Goal — Reproduce the entries in full, with no changes.

Records for the exercise —
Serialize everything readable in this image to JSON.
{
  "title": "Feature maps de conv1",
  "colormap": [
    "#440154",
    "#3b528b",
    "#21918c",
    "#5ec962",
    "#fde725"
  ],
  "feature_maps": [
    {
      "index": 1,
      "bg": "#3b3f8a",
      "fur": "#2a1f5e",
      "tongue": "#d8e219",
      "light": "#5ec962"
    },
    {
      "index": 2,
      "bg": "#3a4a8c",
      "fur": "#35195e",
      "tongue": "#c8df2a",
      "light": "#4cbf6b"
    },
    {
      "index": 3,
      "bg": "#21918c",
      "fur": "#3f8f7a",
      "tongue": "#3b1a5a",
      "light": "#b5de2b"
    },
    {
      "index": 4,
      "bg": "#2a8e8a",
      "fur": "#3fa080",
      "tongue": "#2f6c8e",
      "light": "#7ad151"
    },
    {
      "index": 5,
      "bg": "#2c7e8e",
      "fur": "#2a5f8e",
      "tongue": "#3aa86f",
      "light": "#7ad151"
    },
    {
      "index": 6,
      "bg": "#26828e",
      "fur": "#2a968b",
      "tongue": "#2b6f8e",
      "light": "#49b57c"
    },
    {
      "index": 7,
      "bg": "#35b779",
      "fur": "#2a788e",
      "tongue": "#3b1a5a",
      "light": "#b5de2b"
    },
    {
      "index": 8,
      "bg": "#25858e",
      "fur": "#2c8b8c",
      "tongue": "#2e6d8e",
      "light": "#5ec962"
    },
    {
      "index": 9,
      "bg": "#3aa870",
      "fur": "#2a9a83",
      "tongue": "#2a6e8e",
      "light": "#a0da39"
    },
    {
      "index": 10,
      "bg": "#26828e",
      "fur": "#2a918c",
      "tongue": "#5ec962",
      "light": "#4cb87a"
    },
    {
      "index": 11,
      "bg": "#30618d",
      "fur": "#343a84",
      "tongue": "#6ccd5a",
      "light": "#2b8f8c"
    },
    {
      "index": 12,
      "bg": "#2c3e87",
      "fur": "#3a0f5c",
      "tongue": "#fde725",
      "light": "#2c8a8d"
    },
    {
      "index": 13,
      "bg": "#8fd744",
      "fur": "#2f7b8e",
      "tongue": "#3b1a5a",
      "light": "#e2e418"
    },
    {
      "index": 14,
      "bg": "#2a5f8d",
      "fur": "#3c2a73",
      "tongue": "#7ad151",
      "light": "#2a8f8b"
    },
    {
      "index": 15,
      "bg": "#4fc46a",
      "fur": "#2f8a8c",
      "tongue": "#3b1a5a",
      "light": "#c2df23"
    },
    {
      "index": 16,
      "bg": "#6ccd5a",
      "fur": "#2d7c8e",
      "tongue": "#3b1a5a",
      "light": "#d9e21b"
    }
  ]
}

Finished task —
Serialize everything readable in this image to JSON.
{
  "title": "Feature maps de conv1",
  "colormap": [
    "#440154",
    "#3b528b",
    "#21918c",
    "#5ec962",
    "#fde725"
  ],
  "feature_maps": [
    {
      "index": 1,
      "bg": "#3b3f8a",
      "fur": "#2a1f5e",
      "tongue": "#d8e219",
      "light": "#5ec962"
    },
    {
      "index": 2,
      "bg": "#3a4a8c",
      "fur": "#35195e",
      "tongue": "#c8df2a",
      "light": "#4cbf6b"
    },
    {
      "index": 3,
      "bg": "#21918c",
      "fur": "#3f8f7a",
      "tongue": "#3b1a5a",
      "light": "#b5de2b"
    },
    {
      "index": 4,
      "bg": "#2a8e8a",
      "fur": "#3fa080",
      "tongue": "#2f6c8e",
      "light": "#7ad151"
    },
    {
      "index": 5,
      "bg": "#2c7e8e",
      "fur": "#2a5f8e",
      "tongue": "#3aa86f",
      "light": "#7ad151"
    },
    {
      "index": 6,
      "bg": "#26828e",
      "fur": "#2a968b",
      "tongue": "#2b6f8e",
      "light": "#49b57c"
    },
    {
      "index": 7,
      "bg": "#35b779",
      "fur": "#2a788e",
      "tongue": "#3b1a5a",
      "light": "#b5de2b"
    },
    {
      "index": 8,
      "bg": "#25858e",
      "fur": "#2c8b8c",
      "tongue": "#2e6d8e",
      "light": "#5ec962"
    },
    {
      "index": 9,
      "bg": "#3aa870",
      "fur": "#2a9a83",
      "tongue": "#2a6e8e",
      "light": "#a0da39"
    },
    {
      "index": 10,
      "bg": "#26828e",
      "fur": "#2a918c",
      "tongue": "#5ec962",
      "light": "#4cb87a"
    },
    {
      "index": 11,
      "bg": "#30618d",
      "fur": "#343a84",
      "tongue": "#6ccd5a",
      "light": "#2b8f8c"
    },
    {
      "index": 12,
      "bg": "#2c3e87",
      "fur": "#3a0f5c",
      "tongue": "#fde725",
      "light": "#2c8a8d"
    },
    {
      "index": 13,
      "bg": "#8fd744",
      "fur": "#2f7b8e",
      "tongue": "#3b1a5a",
      "light": "#e2e418"
    },
    {
      "index": 14,
      "bg": "#2a5f8d",
      "fur": "#3c2a73",
      "tongue": "#7ad151",
      "light": "#2a8f8b"
    },
    {
      "index": 15,
      "bg": "#4fc46a",
      "fur": "#2f8a8c",
      "tongue": "#3b1a5a",
      "light": "#c2df23"
    },
    {
      "index": 16,
      "bg": "#6ccd5a",
      "fur": "#2d7c8e",
      "tongue": "#3b1a5a",
      "light": "#d9e21b"
    }
  ]
}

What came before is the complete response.